* Exercise instructions: Set out each line from the following listing that includes the word "paling".

* Input material:
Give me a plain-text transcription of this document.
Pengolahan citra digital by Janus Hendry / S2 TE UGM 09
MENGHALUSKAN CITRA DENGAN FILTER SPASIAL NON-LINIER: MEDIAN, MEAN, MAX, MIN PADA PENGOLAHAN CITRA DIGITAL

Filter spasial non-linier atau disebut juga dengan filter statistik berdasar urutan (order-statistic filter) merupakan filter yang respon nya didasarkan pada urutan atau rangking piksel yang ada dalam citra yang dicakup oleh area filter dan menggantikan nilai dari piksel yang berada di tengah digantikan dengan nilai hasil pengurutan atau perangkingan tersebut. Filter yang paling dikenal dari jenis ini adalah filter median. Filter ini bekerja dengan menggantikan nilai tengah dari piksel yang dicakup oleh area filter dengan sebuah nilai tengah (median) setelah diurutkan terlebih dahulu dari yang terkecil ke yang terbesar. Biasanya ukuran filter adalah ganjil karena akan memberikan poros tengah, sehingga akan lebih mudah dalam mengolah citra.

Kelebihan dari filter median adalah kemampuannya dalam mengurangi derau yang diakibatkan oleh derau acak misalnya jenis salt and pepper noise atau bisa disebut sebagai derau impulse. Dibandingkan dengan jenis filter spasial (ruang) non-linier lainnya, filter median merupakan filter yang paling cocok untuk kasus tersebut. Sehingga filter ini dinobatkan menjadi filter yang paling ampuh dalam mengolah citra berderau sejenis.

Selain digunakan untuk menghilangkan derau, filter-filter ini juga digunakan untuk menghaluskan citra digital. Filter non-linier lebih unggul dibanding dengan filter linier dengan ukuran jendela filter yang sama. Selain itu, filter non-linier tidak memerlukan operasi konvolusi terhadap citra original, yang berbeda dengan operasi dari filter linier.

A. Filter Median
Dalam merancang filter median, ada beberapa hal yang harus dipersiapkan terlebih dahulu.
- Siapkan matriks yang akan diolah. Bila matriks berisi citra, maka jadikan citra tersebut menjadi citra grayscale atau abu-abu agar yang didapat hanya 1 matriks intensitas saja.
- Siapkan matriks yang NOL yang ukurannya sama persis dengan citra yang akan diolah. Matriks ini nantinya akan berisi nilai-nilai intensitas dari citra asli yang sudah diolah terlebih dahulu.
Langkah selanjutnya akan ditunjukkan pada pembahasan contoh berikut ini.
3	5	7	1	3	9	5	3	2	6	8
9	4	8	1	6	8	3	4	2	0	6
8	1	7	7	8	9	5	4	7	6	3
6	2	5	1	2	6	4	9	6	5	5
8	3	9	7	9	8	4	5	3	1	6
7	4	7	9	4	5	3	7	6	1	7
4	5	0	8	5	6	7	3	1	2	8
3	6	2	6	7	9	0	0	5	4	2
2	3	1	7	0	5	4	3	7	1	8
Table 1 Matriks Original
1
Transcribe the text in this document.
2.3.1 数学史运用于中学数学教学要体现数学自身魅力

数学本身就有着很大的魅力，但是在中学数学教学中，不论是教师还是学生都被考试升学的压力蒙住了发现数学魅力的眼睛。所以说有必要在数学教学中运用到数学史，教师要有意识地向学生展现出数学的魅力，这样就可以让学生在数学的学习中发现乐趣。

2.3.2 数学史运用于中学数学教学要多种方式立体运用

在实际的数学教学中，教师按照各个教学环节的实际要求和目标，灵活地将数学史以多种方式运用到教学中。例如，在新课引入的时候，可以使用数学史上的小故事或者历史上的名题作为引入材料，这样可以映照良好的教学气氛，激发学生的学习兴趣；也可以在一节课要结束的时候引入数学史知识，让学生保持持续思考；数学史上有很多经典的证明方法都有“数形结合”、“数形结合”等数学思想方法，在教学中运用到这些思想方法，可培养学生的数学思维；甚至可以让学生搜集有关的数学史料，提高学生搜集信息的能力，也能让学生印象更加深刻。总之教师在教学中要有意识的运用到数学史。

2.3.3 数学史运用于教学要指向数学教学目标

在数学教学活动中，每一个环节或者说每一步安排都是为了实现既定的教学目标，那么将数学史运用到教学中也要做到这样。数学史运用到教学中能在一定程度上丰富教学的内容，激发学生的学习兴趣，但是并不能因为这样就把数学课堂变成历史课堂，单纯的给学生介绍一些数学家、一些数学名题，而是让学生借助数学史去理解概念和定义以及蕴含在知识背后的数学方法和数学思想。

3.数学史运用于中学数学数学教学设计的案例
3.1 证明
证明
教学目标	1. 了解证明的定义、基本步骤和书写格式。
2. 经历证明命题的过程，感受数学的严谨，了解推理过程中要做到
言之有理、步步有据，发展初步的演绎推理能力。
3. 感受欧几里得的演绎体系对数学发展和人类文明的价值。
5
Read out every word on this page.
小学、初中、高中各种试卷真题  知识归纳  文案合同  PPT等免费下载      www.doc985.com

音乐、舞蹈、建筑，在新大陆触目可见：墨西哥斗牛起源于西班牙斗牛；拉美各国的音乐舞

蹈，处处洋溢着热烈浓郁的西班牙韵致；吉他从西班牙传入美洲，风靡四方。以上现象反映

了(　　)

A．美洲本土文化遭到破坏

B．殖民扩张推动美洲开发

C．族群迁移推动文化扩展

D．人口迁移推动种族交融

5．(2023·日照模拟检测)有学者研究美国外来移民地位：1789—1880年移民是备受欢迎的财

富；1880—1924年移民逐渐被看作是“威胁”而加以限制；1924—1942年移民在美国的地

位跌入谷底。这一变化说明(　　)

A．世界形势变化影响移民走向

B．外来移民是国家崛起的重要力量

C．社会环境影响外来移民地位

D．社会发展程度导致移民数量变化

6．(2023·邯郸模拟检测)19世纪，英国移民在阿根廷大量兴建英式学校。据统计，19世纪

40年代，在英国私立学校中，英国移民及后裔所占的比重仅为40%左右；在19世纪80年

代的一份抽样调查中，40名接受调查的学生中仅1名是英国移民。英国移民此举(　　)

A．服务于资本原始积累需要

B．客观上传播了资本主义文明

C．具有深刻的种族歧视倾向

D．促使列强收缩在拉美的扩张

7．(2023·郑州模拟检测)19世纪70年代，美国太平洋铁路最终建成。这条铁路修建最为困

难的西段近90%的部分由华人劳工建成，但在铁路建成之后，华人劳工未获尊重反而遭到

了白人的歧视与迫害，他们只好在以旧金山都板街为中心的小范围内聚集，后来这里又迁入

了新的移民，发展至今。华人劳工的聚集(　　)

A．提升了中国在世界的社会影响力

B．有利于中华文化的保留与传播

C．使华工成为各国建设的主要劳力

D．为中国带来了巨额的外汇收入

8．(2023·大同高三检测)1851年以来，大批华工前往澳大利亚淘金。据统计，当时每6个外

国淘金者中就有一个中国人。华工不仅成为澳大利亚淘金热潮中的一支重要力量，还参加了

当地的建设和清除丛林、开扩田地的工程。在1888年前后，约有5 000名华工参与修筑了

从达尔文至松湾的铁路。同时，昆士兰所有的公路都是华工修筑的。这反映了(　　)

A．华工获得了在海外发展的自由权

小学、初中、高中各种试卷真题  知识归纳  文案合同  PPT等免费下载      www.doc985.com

* Written solution:
Filter spasial non-linier atau disebut juga dengan filter statistik berdasar urutan (order-statistic filter) merupakan filter yang respon nya didasarkan pada urutan atau rangking piksel yang ada dalam citra yang dicakup oleh area filter dan menggantikan nilai dari piksel yang berada di tengah digantikan dengan nilai hasil pengurutan atau perangkingan tersebut. Filter yang paling dikenal dari jenis ini adalah filter median. Filter ini bekerja dengan menggantikan nilai tengah dari piksel yang dicakup oleh area filter dengan sebuah nilai tengah (median) setelah diurutkan terlebih dahulu dari yang terkecil ke yang terbesar. Biasanya ukuran filter adalah ganjil karena akan memberikan poros tengah, sehingga akan lebih mudah dalam mengolah citra.
Kelebihan dari filter median adalah kemampuannya dalam mengurangi derau yang diakibatkan oleh derau acak misalnya jenis salt and pepper noise atau bisa disebut sebagai derau impulse. Dibandingkan dengan jenis filter spasial (ruang) non-linier lainnya, filter median merupakan filter yang paling cocok untuk kasus tersebut. Sehingga filter ini dinobatkan menjadi filter yang paling ampuh dalam mengolah citra berderau sejenis.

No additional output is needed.